[start of Data excerpts]

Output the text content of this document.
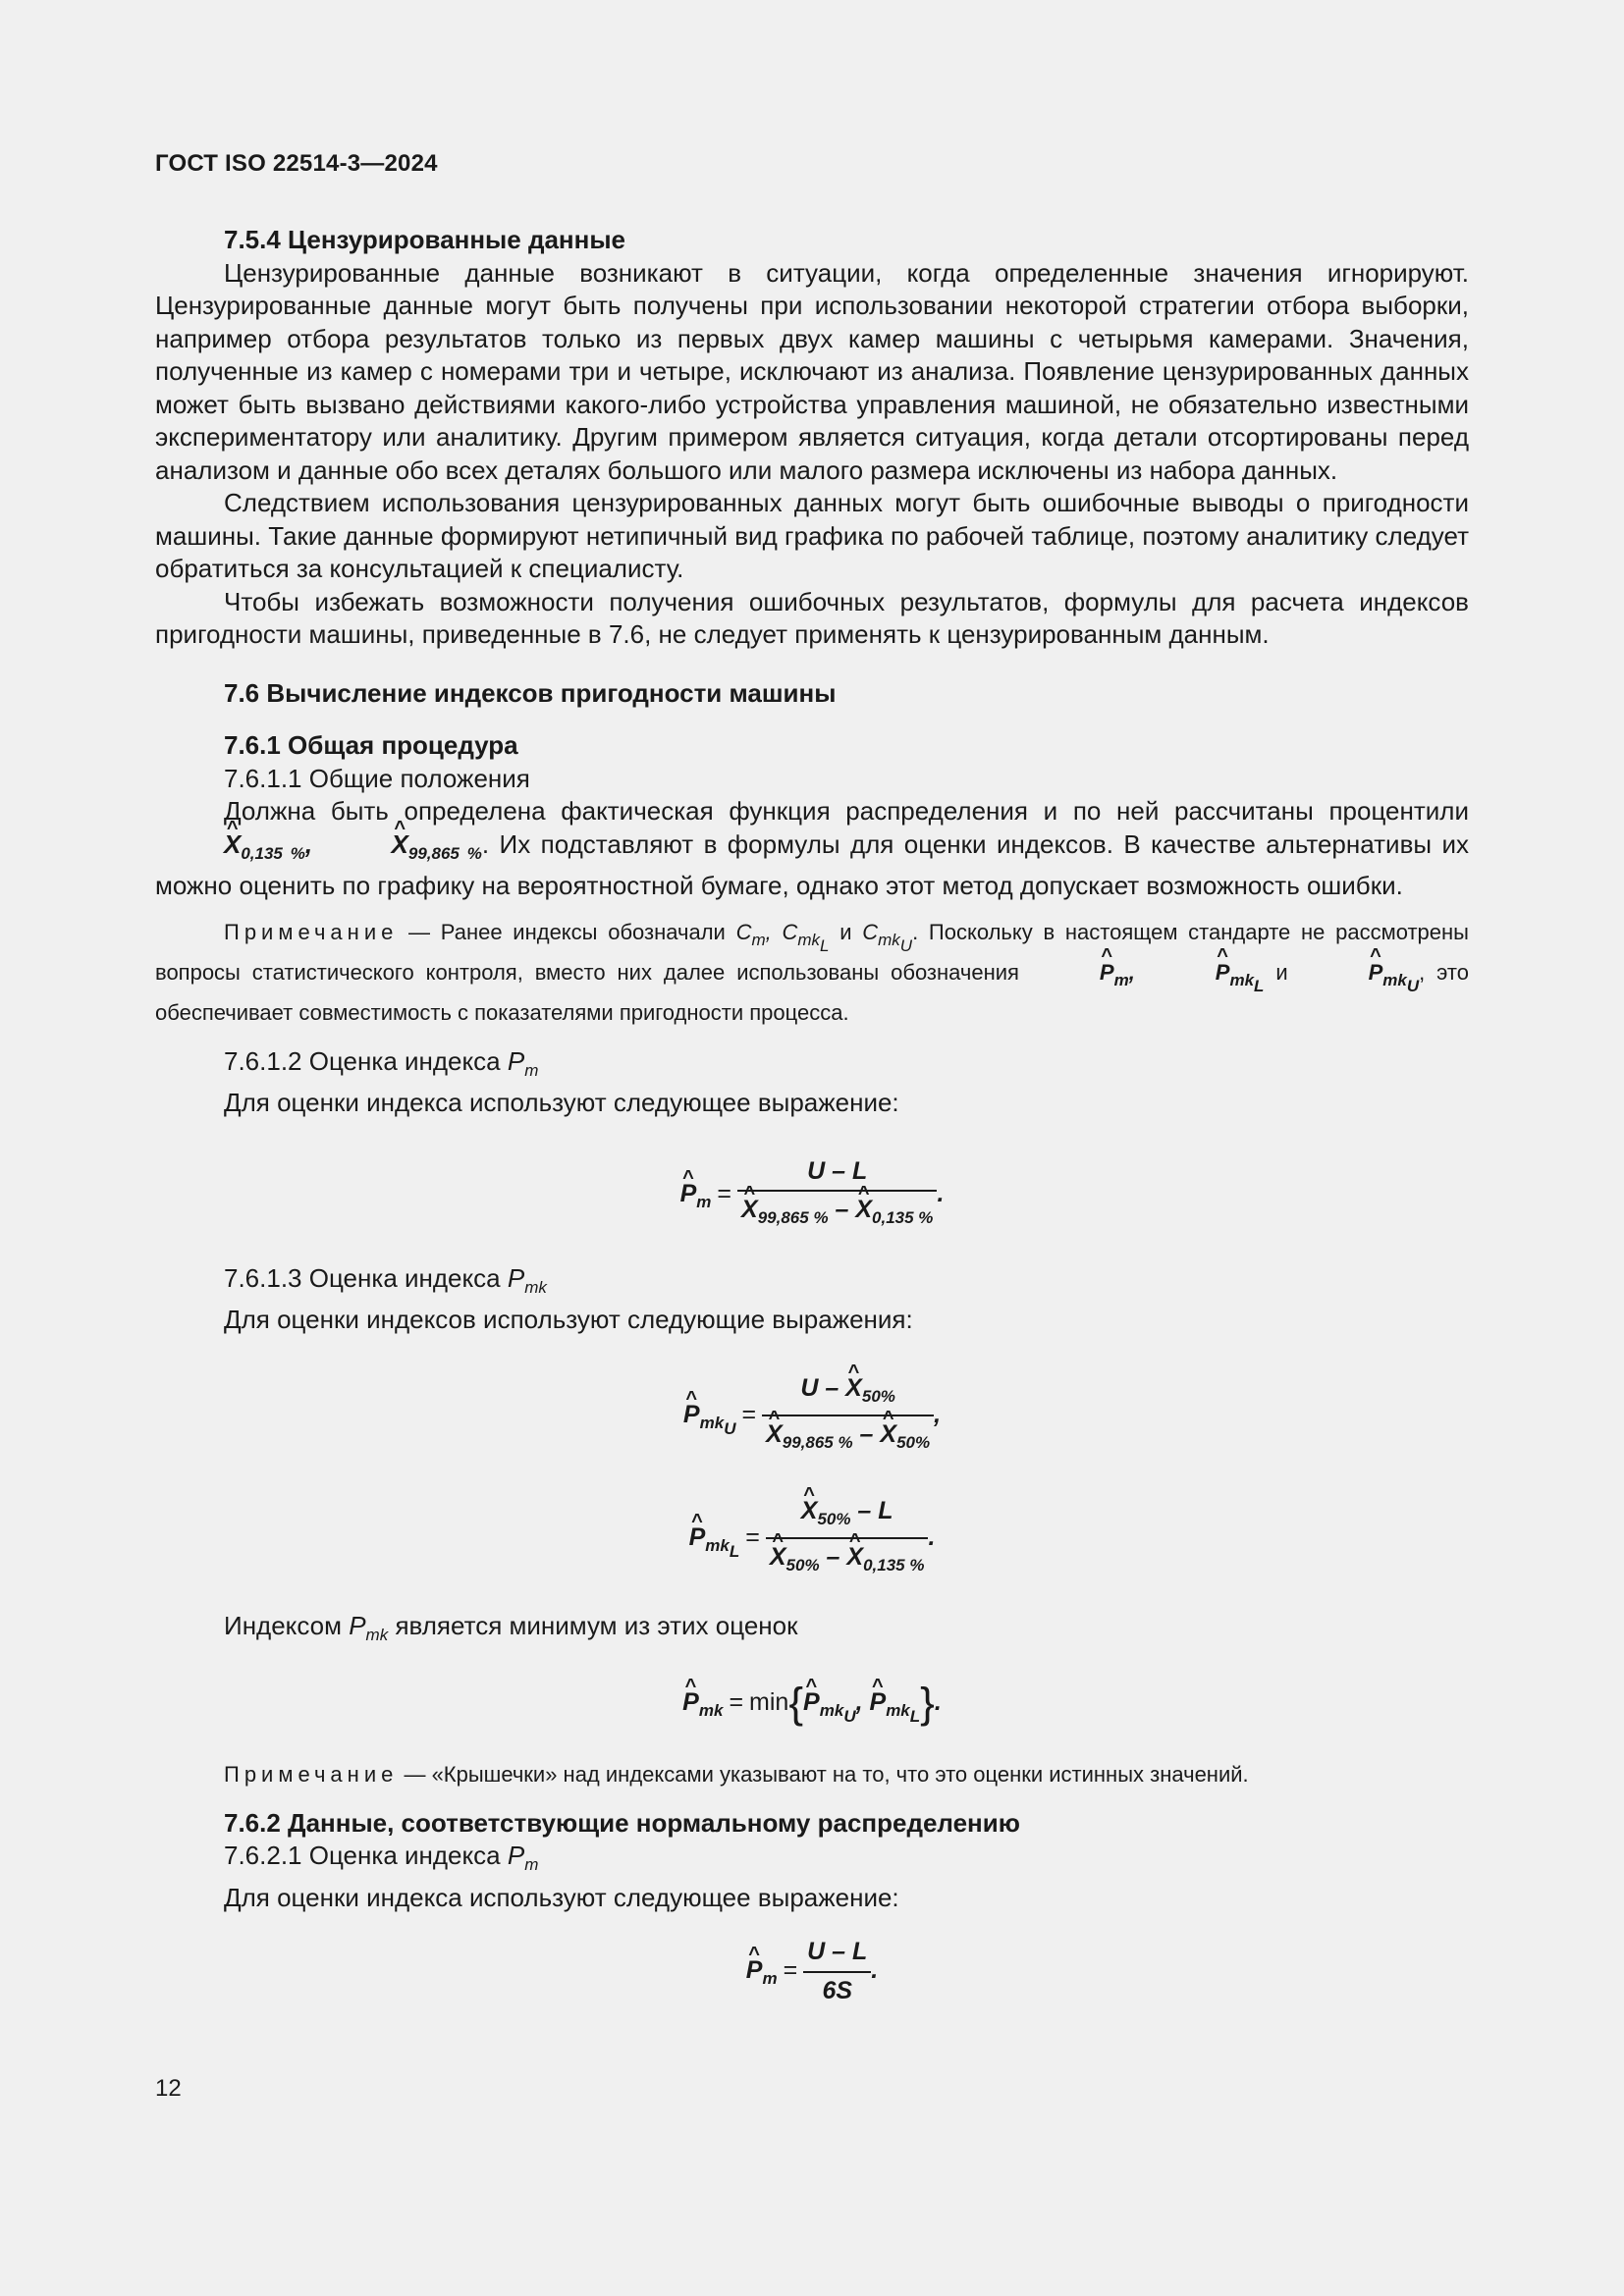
ГОСТ ISO 22514-3—2024

7.5.4 Цензурированные данные

Цензурированные данные возникают в ситуации, когда определенные значения игнорируют. Цензурированные данные могут быть получены при использовании некоторой стратегии отбора выборки, например отбора результатов только из первых двух камер машины с четырьмя камерами. Значения, полученные из камер с номерами три и четыре, исключают из анализа. Появление цензурированных данных может быть вызвано действиями какого-либо устройства управления машиной, не обязательно известными экспериментатору или аналитику. Другим примером является ситуация, когда детали отсортированы перед анализом и данные обо всех деталях большого или малого размера исключены из набора данных.

Следствием использования цензурированных данных могут быть ошибочные выводы о пригодности машины. Такие данные формируют нетипичный вид графика по рабочей таблице, поэтому аналитику следует обратиться за консультацией к специалисту.

Чтобы избежать возможности получения ошибочных результатов, формулы для расчета индексов пригодности машины, приведенные в 7.6, не следует применять к цензурированным данным.

7.6 Вычисление индексов пригодности машины

7.6.1 Общая процедура

7.6.1.1 Общие положения

Должна быть определена фактическая функция распределения и по ней рассчитаны процентили ^ $X_{0,135 \%}$,	^ $X_{99,865 \%}$. Их подставляют в формулы для оценки индексов. В качестве альтернативы их можно оценить по графику на вероятностной бумаге, однако этот метод допускает возможность ошибки.

Примечание — Ранее индексы обозначали $C_m$, $C_{mk_L}$ и $C_{mk_U}$. Поскольку в настоящем стандарте не рассмотрены вопросы статистического контроля, вместо них далее использованы обозначения	^ $P_m$,	^ $P_{mk_L}$ и	^ $P_{mk_U}$, это обеспечивает совместимость с показателями пригодности процесса.

7.6.1.2 Оценка индекса $P_m$

Для оценки индекса используют следующее выражение:

^ $P_m = U - L$
^ $X_{99,865 \%}$ – ^ $X_{0,135 \%}$ .

7.6.1.3 Оценка индекса $P_{mk}$

Для оценки индексов используют следующие выражения:

^ $P_{mk_U}= U$ – ^ $X_{50\%}$
^ $X_{99,865 \%}$ – ^ $X_{50\%}$ ,
^ $P_{mk_L}=$ ^ $X_{50\%}$ – L
^ $X_{50\%}$ – ^ $X_{0,135 \%}$ .

Индексом $P_{mk}$ является минимум из этих оценок

^ $P_{mk}$ = min{^ $P_{mk_U}$, ^ $P_{mk_L}$}.

Примечание — «Крышечки» над индексами указывают на то, что это оценки истинных значений.

7.6.2 Данные, соответствующие нормальному распределению

7.6.2.1 Оценка индекса $P_m$

Для оценки индекса используют следующее выражение:

^ $P_m = \frac{U - L}{6S}$ .
12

[end of Data excerpts]

Quote each record exactly as it stands, minus the pictures.

◆ Solved exercise ◆
Output the text content of this document.
ГОСТ ISO 22514-3—2024

7.5.4 Цензурированные данные

Цензурированные данные возникают в ситуации, когда определенные значения игнорируют. Цензурированные данные могут быть получены при использовании некоторой стратегии отбора выборки, например отбора результатов только из первых двух камер машины с четырьмя камерами. Значения, полученные из камер с номерами три и четыре, исключают из анализа. Появление цензурированных данных может быть вызвано действиями какого-либо устройства управления машиной, не обязательно известными экспериментатору или аналитику. Другим примером является ситуация, когда детали отсортированы перед анализом и данные обо всех деталях большого или малого размера исключены из набора данных.

Следствием использования цензурированных данных могут быть ошибочные выводы о пригодности машины. Такие данные формируют нетипичный вид графика по рабочей таблице, поэтому аналитику следует обратиться за консультацией к специалисту.

Чтобы избежать возможности получения ошибочных результатов, формулы для расчета индексов пригодности машины, приведенные в 7.6, не следует применять к цензурированным данным.

7.6 Вычисление индексов пригодности машины

7.6.1 Общая процедура

7.6.1.1 Общие положения

Должна быть определена фактическая функция распределения и по ней рассчитаны процентили ^ $X_{0,135 \%}$,	^ $X_{99,865 \%}$. Их подставляют в формулы для оценки индексов. В качестве альтернативы их можно оценить по графику на вероятностной бумаге, однако этот метод допускает возможность ошибки.

Примечание — Ранее индексы обозначали $C_m$, $C_{mk_L}$ и $C_{mk_U}$. Поскольку в настоящем стандарте не рассмотрены вопросы статистического контроля, вместо них далее использованы обозначения	^ $P_m$,	^ $P_{mk_L}$ и	^ $P_{mk_U}$, это обеспечивает совместимость с показателями пригодности процесса.

7.6.1.2 Оценка индекса $P_m$

Для оценки индекса используют следующее выражение:

^ $P_m = U - L$
^ $X_{99,865 \%}$ – ^ $X_{0,135 \%}$ .

7.6.1.3 Оценка индекса $P_{mk}$

Для оценки индексов используют следующие выражения:

^ $P_{mk_U}= U$ – ^ $X_{50\%}$
^ $X_{99,865 \%}$ – ^ $X_{50\%}$ ,
^ $P_{mk_L}=$ ^ $X_{50\%}$ – L
^ $X_{50\%}$ – ^ $X_{0,135 \%}$ .

Индексом $P_{mk}$ является минимум из этих оценок

^ $P_{mk}$ = min{^ $P_{mk_U}$, ^ $P_{mk_L}$}.

Примечание — «Крышечки» над индексами указывают на то, что это оценки истинных значений.

7.6.2 Данные, соответствующие нормальному распределению

7.6.2.1 Оценка индекса $P_m$

Для оценки индекса используют следующее выражение:

^ $P_m = \frac{U - L}{6S}$ .
12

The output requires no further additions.